[Saved data entries]
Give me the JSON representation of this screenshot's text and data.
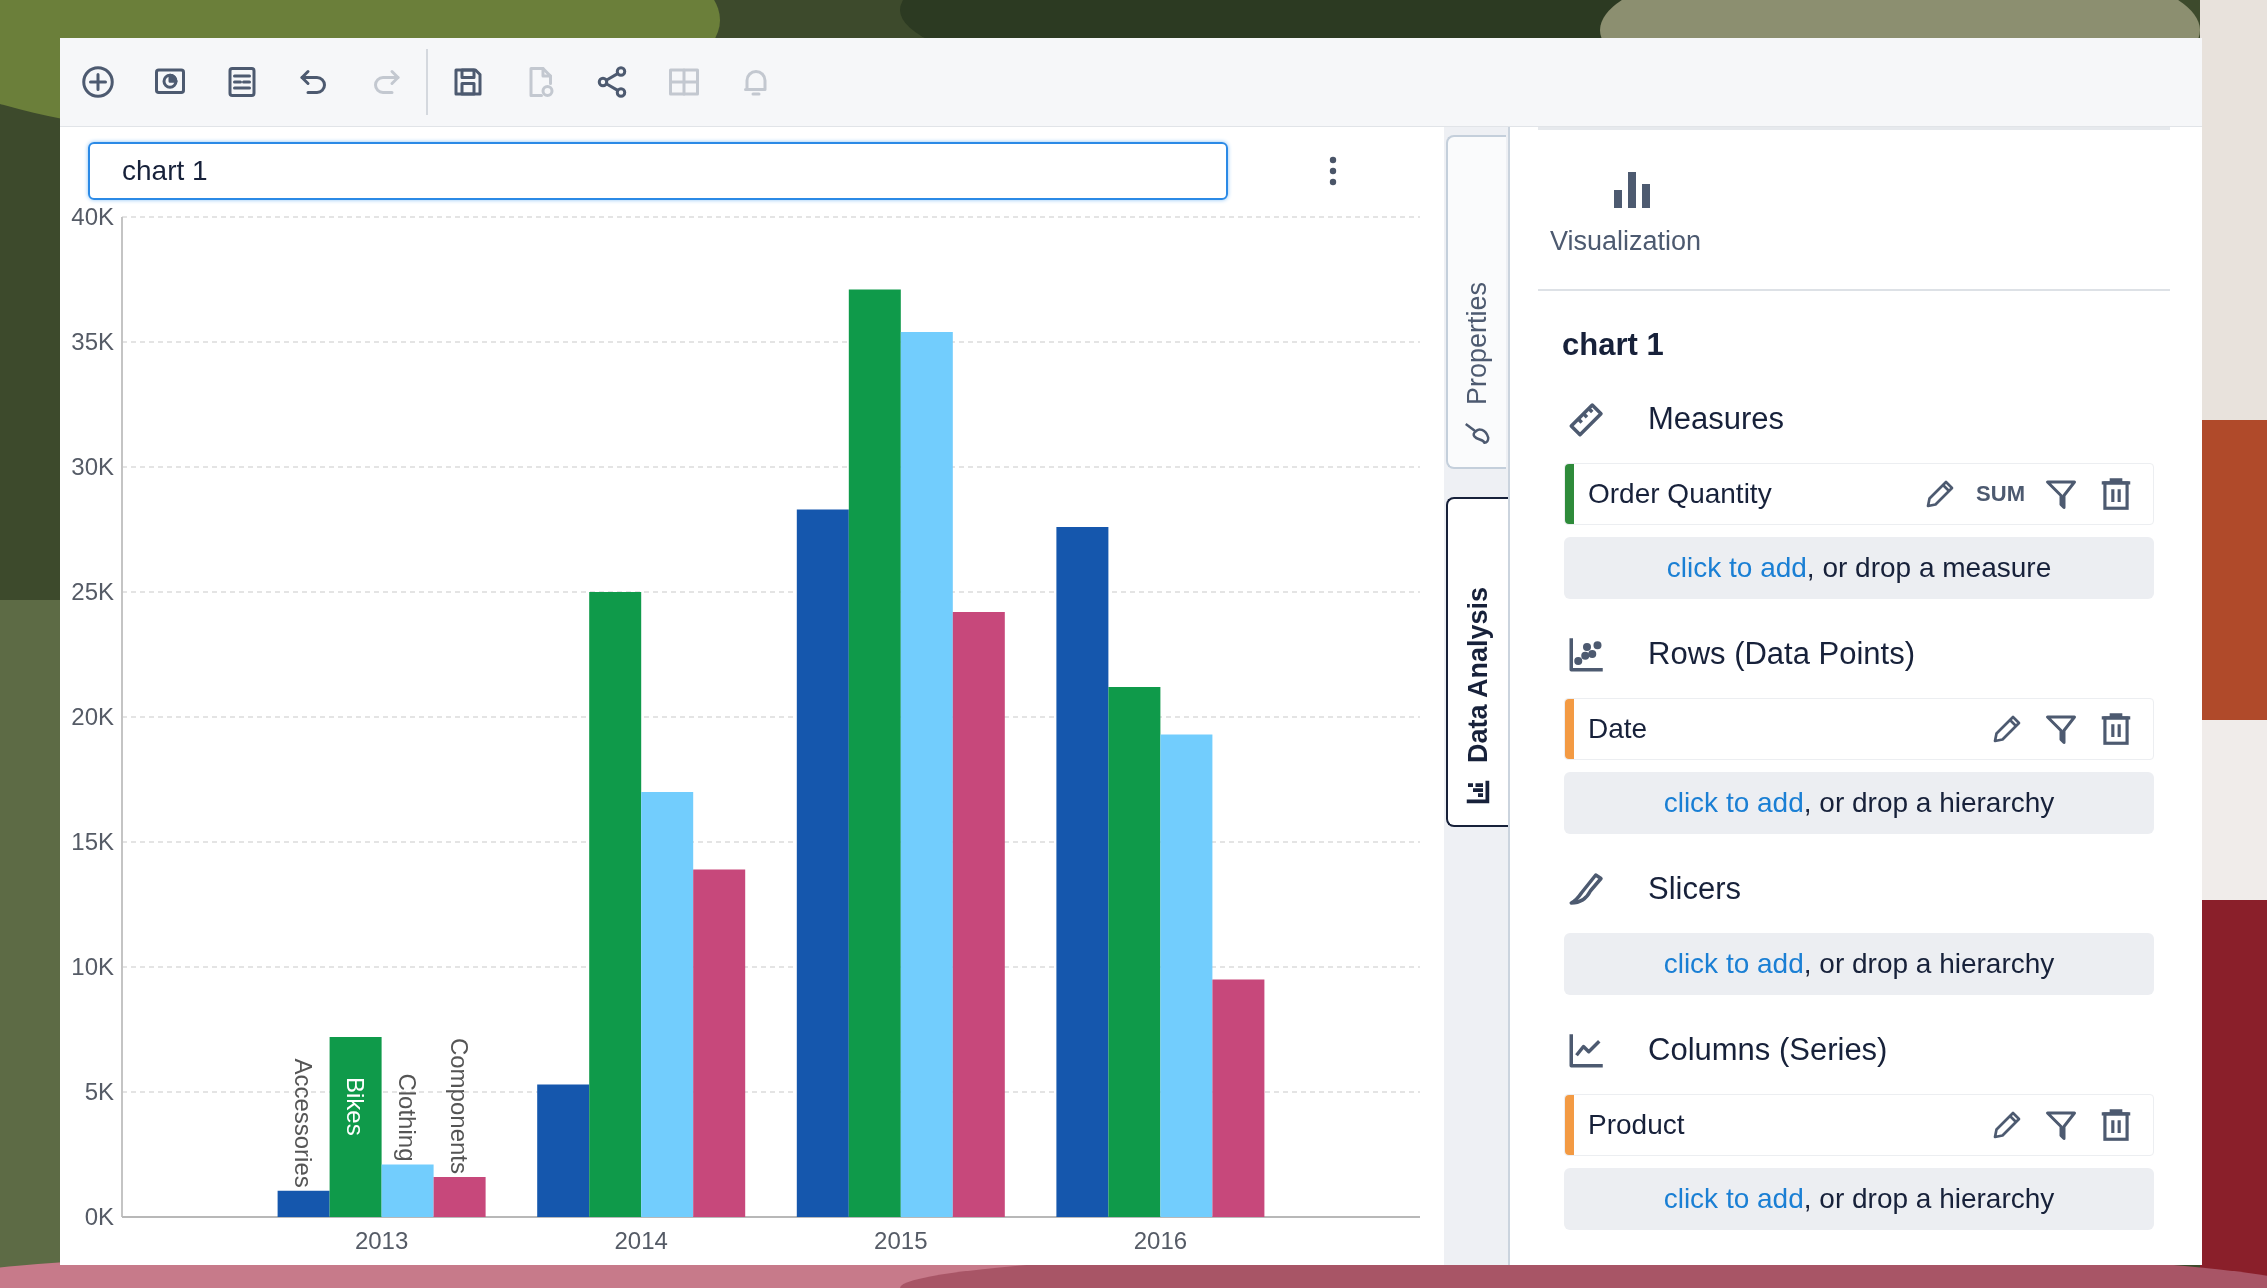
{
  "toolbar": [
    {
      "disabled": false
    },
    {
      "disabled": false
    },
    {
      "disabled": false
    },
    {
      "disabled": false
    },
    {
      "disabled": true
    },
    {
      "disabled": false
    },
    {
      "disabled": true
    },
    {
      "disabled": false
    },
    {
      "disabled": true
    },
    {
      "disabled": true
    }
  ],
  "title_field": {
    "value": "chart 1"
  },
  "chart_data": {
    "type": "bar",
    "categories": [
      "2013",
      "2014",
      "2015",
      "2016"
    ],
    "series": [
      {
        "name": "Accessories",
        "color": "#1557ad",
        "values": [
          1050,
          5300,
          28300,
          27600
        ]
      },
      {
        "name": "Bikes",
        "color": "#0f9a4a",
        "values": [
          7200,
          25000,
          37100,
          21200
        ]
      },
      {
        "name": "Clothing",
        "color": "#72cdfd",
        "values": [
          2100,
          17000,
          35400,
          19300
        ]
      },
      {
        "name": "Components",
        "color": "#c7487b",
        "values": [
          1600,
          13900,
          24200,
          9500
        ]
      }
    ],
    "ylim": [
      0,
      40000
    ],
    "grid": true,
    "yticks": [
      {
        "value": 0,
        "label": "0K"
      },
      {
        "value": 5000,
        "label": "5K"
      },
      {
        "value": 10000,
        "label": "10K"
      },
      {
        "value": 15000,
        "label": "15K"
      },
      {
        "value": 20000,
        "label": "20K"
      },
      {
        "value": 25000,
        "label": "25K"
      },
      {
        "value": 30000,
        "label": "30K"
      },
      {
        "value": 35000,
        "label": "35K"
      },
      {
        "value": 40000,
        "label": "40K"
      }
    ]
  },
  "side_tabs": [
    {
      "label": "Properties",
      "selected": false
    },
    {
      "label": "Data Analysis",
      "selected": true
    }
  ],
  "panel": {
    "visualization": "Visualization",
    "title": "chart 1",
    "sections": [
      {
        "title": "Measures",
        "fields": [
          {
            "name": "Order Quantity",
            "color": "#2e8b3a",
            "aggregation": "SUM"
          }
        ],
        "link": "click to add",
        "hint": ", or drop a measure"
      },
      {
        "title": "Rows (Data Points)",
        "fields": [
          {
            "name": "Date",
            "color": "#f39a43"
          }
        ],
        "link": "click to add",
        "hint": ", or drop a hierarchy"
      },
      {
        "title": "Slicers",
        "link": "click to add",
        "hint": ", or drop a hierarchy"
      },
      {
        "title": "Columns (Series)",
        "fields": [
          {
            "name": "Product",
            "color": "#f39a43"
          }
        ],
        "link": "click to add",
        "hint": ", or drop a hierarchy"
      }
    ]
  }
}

---

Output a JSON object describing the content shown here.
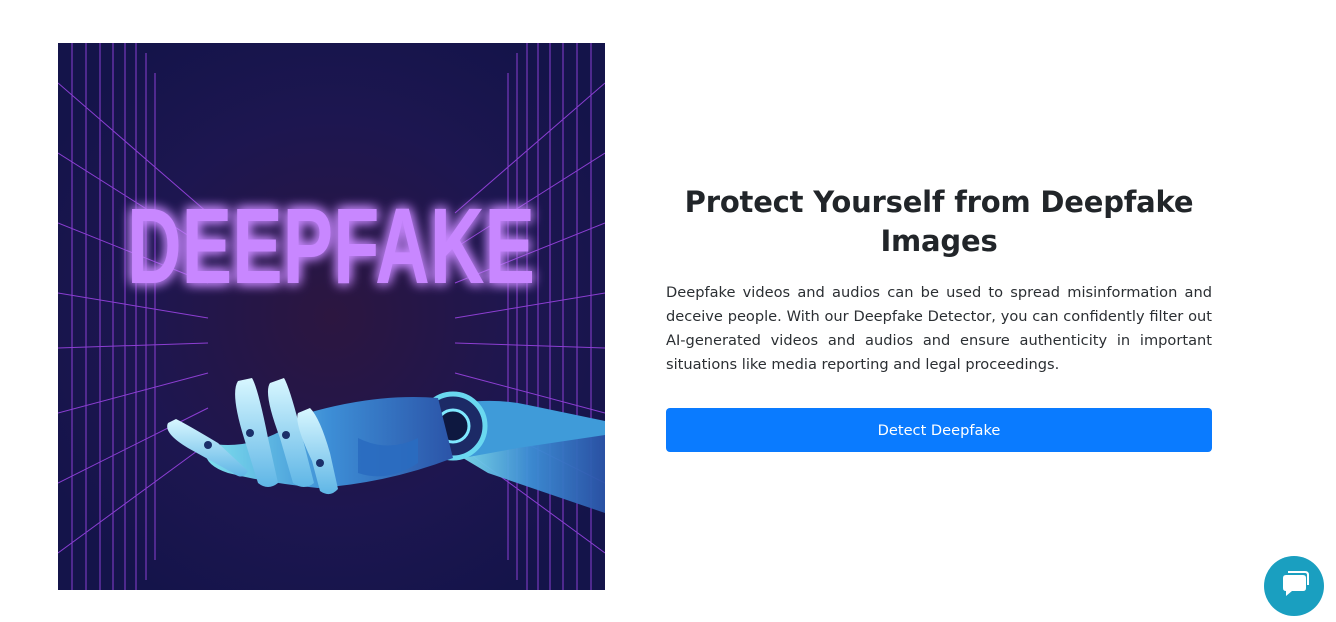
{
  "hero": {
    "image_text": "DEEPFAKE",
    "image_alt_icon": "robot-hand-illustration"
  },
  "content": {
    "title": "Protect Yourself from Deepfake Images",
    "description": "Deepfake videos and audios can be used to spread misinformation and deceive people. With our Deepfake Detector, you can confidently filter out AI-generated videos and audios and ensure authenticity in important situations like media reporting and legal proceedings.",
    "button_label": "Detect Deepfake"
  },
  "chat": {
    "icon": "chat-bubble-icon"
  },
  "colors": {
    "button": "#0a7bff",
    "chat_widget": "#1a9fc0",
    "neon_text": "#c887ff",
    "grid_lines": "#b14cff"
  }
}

---

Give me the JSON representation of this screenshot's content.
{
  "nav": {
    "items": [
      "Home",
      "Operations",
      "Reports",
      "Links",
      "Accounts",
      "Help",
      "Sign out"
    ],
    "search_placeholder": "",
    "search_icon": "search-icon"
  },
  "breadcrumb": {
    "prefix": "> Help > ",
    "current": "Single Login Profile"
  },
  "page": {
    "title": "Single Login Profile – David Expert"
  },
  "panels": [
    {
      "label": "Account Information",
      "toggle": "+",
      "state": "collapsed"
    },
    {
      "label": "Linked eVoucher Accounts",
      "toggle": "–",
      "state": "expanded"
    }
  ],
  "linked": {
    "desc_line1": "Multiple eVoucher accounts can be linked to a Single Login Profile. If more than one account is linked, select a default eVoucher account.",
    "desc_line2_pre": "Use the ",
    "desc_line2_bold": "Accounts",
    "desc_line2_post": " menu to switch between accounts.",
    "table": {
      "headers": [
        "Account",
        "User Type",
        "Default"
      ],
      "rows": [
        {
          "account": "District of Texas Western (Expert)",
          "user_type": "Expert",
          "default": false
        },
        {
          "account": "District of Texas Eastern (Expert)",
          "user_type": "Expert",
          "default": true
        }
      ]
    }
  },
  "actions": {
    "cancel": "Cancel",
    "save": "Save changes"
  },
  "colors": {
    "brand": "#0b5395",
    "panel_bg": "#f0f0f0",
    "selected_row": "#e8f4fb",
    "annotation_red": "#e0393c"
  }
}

# Set task
Tally the lines of the records holding the word "this", then give only the resulting number.

# Solution below
2